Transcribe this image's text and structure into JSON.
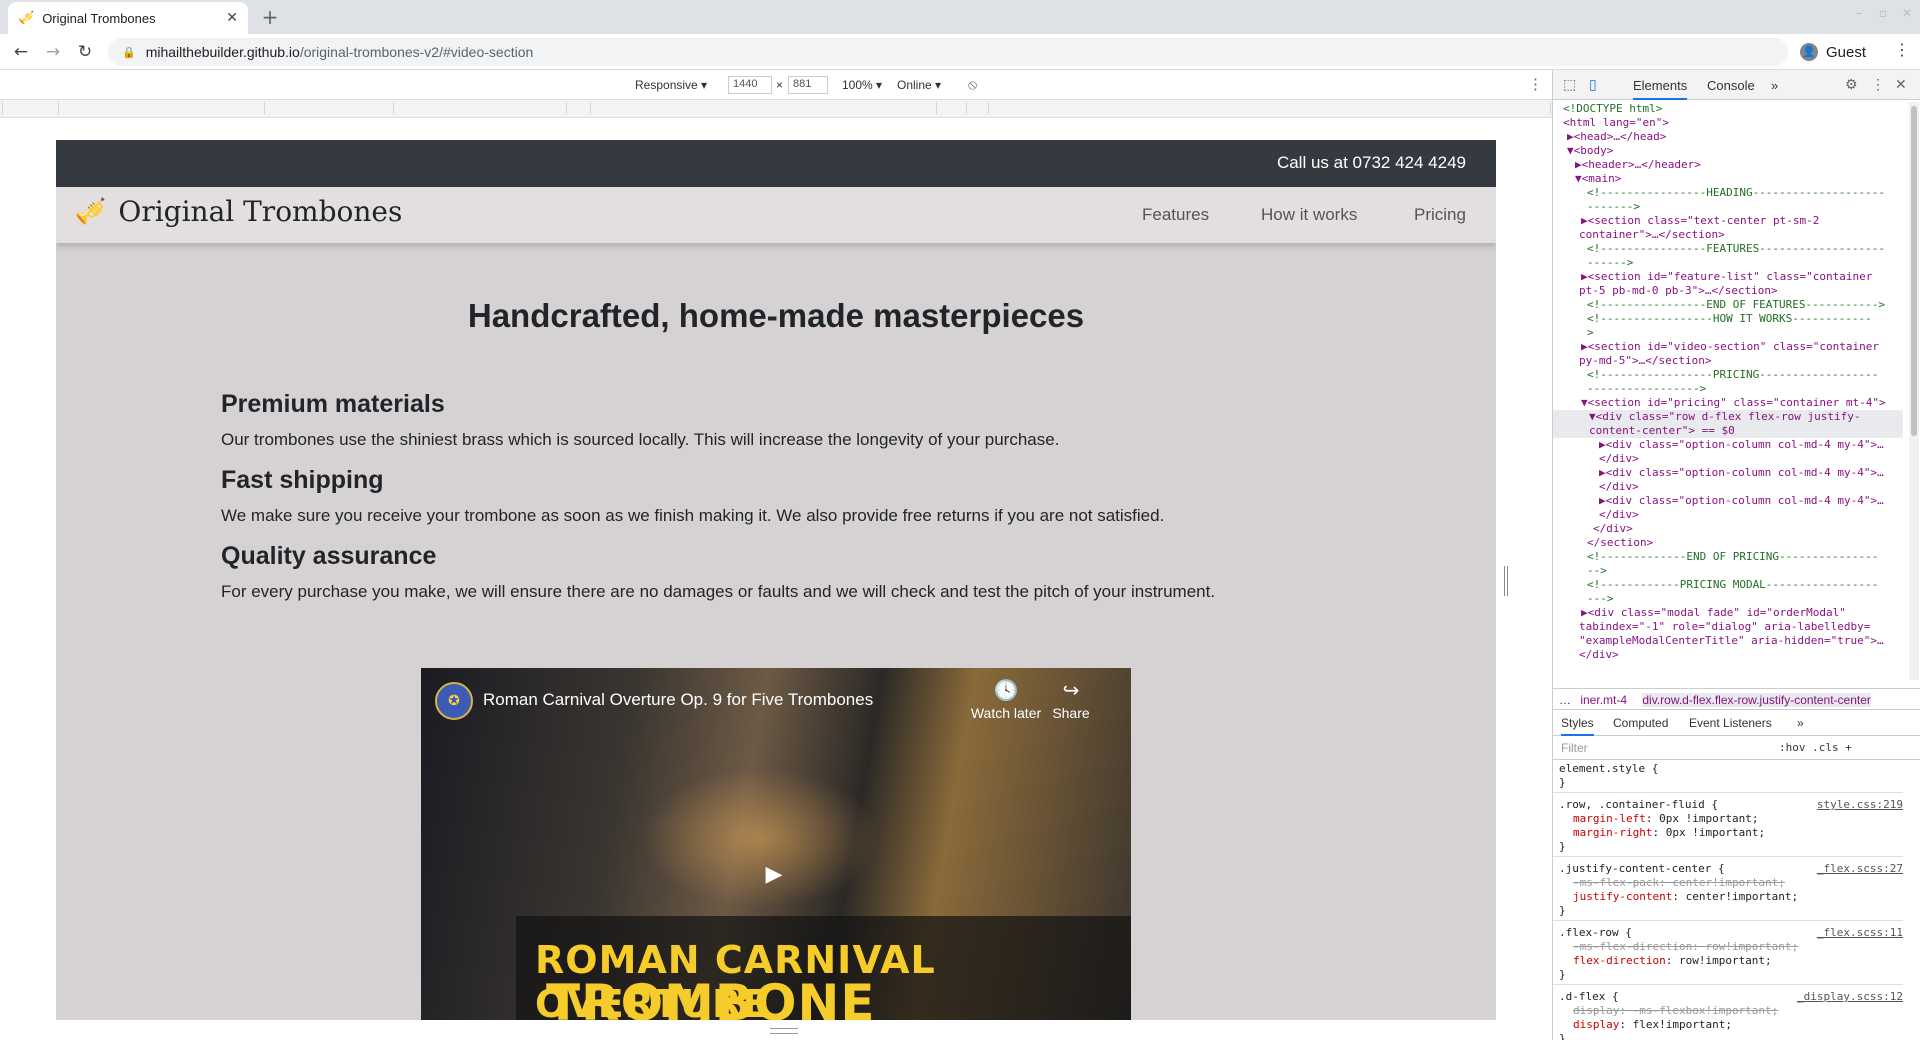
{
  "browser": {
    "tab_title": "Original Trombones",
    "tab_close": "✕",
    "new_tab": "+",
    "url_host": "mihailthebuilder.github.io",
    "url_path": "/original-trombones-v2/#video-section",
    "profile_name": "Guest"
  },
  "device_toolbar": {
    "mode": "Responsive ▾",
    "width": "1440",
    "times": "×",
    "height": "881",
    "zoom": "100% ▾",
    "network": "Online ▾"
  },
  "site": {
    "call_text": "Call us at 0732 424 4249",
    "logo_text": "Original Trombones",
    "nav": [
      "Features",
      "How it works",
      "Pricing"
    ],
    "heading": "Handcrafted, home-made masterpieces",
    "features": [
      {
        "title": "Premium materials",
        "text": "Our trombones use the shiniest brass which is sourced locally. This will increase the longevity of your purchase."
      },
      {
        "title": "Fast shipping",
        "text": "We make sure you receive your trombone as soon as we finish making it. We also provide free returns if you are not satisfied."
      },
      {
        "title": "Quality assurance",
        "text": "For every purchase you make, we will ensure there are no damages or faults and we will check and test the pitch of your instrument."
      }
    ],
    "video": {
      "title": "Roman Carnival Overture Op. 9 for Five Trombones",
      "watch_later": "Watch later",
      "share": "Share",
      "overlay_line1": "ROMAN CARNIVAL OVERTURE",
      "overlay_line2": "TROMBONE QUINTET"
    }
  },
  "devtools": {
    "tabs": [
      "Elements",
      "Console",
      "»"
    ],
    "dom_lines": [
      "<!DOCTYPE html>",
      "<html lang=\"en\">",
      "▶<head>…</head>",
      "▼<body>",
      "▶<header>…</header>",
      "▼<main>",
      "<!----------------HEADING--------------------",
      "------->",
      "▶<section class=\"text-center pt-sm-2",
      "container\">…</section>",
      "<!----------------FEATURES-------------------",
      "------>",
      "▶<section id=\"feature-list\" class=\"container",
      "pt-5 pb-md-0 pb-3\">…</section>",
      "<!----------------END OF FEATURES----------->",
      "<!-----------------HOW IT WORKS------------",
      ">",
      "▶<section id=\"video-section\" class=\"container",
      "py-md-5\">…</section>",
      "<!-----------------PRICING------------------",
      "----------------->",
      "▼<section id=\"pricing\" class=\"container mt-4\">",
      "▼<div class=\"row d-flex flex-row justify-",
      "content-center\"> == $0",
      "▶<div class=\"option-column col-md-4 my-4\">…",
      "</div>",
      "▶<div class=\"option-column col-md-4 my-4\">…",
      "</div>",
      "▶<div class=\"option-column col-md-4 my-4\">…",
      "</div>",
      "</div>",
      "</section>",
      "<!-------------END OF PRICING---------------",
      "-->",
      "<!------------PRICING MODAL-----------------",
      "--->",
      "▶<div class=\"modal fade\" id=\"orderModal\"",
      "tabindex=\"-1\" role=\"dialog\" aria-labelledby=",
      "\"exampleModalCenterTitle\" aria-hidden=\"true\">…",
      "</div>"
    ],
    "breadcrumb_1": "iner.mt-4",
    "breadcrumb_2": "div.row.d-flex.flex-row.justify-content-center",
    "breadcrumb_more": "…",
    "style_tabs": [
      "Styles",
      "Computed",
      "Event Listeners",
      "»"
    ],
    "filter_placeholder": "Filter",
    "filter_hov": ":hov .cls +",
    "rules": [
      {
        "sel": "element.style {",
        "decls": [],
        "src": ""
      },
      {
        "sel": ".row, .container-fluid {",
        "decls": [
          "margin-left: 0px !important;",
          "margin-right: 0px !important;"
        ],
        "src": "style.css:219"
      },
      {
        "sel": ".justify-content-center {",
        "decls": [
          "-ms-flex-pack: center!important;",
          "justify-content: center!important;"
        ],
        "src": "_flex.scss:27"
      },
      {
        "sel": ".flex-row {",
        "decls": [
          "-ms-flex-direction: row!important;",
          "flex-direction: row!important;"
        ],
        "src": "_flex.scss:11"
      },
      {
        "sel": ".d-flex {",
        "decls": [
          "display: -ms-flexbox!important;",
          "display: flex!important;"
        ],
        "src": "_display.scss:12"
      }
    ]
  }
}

####################

Task statement | Pick out each line that holds the string "class".

Final result |
      "▶<section class=\"text-center pt-sm-2",
      "▶<section id=\"feature-list\" class=\"container",
      "▶<section id=\"video-section\" class=\"container",
      "▼<section id=\"pricing\" class=\"container mt-4\">",
      "▼<div class=\"row d-flex flex-row justify-",
      "▶<div class=\"option-column col-md-4 my-4\">…",
      "▶<div class=\"option-column col-md-4 my-4\">…",
      "▶<div class=\"option-column col-md-4 my-4\">…",
      "▶<div class=\"modal fade\" id=\"orderModal\"",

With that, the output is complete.